About this exercise: Below are the records. State how many of their lines contain "mice", with nothing else.

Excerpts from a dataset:
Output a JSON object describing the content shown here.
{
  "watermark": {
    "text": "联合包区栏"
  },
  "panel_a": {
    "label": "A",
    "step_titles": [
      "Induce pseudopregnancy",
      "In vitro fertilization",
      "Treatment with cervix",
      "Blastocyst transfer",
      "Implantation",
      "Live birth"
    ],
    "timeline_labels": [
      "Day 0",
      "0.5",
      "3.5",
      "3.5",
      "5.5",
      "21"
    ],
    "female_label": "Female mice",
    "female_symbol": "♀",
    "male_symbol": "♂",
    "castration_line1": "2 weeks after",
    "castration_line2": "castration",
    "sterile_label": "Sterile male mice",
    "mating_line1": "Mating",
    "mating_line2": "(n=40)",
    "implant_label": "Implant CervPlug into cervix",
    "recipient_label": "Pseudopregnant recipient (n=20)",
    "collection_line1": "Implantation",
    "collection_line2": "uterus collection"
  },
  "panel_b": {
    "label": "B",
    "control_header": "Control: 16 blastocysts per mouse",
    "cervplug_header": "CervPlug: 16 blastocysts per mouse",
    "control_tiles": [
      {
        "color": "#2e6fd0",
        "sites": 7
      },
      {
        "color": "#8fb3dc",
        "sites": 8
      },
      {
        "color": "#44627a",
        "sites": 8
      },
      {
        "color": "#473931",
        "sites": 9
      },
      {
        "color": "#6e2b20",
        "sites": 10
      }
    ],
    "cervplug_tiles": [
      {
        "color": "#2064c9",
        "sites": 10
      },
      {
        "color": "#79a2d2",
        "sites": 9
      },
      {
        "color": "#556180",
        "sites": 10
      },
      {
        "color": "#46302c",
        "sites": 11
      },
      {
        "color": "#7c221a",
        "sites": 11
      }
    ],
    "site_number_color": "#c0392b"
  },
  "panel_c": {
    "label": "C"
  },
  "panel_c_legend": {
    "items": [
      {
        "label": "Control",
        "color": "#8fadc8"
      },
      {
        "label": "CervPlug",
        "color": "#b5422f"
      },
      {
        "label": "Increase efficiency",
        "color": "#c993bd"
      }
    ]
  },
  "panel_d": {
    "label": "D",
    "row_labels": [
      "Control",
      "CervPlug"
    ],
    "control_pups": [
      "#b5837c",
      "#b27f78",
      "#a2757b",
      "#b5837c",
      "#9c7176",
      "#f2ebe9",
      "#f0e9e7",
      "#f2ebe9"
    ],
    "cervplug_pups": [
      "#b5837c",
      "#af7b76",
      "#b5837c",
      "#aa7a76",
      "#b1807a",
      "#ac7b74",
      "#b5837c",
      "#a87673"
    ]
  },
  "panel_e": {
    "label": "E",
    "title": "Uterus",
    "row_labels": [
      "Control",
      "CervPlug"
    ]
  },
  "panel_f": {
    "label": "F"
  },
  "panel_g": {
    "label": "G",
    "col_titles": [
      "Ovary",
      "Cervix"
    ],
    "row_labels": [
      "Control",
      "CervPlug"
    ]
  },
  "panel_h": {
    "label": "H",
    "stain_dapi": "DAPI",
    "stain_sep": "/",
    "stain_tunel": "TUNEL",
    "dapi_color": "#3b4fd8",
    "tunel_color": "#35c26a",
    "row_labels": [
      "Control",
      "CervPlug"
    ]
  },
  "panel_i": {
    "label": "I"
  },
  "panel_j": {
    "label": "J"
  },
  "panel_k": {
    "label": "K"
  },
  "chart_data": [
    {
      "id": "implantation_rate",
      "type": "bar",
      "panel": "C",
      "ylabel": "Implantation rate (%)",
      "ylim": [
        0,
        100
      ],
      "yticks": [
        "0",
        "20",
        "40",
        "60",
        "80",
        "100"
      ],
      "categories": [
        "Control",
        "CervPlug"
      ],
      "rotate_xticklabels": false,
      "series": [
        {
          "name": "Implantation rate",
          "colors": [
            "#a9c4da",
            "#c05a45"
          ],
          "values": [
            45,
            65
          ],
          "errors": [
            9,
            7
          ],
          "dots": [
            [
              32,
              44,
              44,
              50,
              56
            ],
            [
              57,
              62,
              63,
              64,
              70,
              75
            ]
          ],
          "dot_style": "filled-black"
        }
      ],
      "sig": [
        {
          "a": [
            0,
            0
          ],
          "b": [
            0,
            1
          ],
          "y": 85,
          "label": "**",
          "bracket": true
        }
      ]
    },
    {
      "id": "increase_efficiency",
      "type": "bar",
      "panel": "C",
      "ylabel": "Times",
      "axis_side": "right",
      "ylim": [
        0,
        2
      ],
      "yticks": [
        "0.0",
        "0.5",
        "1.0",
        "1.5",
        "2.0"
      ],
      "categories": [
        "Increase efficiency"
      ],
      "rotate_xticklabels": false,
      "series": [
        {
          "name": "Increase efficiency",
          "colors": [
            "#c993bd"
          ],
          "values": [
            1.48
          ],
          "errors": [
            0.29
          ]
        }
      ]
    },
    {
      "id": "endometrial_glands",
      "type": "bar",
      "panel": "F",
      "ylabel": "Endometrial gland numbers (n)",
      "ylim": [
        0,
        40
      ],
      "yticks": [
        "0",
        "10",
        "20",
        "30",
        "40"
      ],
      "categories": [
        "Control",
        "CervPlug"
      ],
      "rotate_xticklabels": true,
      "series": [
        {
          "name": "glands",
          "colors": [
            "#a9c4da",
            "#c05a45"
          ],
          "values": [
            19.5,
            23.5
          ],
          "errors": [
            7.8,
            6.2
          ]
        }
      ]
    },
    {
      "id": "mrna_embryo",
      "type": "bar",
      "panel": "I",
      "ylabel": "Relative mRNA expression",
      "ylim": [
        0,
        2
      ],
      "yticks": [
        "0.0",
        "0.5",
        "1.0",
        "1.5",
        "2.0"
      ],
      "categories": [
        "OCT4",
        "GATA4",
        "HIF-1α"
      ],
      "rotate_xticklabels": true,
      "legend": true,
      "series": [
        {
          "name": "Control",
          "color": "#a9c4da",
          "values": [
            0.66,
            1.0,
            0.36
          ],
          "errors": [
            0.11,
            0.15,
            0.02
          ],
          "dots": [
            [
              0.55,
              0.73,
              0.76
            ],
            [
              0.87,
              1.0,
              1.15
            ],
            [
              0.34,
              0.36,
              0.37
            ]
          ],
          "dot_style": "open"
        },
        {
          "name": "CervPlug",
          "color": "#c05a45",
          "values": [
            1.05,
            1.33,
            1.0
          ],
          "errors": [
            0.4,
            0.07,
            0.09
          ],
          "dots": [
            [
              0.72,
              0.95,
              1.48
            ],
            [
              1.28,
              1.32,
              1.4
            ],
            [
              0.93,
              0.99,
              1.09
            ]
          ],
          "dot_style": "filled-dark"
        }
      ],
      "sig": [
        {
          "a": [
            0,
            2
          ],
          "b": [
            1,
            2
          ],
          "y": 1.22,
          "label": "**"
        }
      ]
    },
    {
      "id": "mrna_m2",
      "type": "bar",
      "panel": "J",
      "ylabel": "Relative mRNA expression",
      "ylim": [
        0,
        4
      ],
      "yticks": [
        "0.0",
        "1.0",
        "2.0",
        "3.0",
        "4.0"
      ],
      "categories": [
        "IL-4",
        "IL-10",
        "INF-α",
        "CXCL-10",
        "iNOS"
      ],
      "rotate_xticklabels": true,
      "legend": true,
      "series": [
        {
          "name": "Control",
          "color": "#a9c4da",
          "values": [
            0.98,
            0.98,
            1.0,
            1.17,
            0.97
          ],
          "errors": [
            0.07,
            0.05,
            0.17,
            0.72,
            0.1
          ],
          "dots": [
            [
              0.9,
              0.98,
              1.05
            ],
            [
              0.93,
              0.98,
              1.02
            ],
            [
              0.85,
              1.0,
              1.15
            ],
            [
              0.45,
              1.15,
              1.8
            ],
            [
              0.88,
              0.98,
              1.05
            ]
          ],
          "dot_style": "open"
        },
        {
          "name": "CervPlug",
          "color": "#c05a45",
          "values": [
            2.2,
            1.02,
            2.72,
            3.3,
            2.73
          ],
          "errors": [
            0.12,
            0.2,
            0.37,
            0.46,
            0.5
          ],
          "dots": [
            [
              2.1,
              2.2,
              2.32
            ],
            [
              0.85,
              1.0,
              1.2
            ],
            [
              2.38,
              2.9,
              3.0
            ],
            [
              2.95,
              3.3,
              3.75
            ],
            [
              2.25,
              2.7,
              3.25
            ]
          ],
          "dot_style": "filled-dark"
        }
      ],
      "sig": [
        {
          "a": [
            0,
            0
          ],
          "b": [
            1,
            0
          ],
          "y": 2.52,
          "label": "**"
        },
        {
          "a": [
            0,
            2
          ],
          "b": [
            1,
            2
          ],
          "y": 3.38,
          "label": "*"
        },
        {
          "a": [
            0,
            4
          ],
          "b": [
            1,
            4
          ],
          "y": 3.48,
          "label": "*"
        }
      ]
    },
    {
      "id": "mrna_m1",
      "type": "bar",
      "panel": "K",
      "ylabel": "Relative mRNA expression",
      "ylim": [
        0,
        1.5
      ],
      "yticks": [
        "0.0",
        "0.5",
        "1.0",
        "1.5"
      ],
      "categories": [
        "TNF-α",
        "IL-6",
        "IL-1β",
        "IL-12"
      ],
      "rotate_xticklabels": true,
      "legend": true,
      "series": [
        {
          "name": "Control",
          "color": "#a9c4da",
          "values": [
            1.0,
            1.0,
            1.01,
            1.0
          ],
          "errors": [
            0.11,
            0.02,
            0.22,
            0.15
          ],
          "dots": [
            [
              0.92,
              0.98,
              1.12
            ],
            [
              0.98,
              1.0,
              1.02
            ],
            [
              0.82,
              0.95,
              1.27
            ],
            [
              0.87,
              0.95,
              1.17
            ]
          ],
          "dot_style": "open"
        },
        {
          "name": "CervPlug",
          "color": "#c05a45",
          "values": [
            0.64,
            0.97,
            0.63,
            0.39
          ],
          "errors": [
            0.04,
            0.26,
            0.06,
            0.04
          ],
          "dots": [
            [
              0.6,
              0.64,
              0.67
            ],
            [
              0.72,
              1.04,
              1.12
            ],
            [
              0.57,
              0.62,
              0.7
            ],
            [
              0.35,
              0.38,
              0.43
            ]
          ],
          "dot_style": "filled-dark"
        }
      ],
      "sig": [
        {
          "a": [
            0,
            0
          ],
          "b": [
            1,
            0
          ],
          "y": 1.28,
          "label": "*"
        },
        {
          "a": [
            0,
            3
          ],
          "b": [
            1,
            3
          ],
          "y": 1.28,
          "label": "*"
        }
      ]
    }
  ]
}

Answer space: 2